** START **

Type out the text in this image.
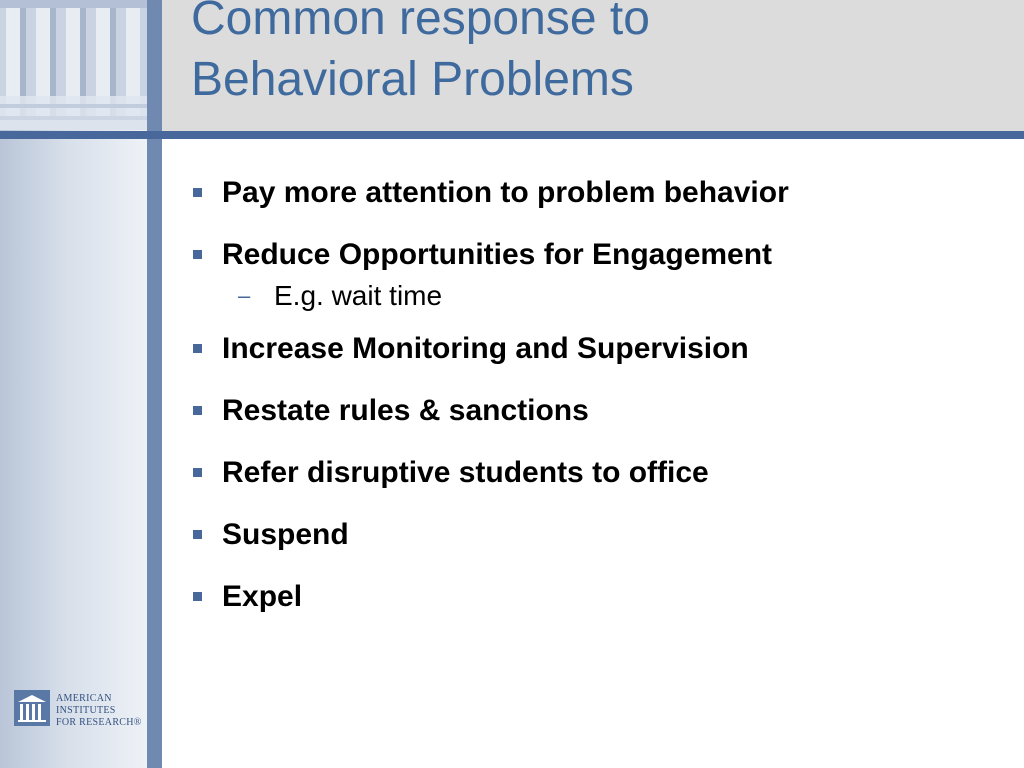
Common response to
Behavioral Problems
Pay more attention to problem behavior
Reduce Opportunities for Engagement
– E.g. wait time
Increase Monitoring and Supervision
Restate rules & sanctions
Refer disruptive students to office
Suspend
Expel
AMERICAN
INSTITUTES
FOR RESEARCH®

** END **

§ The problem
Replicate the material above verbatim; images stay out of the copy.

§ Written solution
Type out the text in this image.
Common response to
Behavioral Problems
Pay more attention to problem behavior
Reduce Opportunities for Engagement
– E.g. wait time
Increase Monitoring and Supervision
Restate rules & sanctions
Refer disruptive students to office
Suspend
Expel
AMERICAN
INSTITUTES
FOR RESEARCH®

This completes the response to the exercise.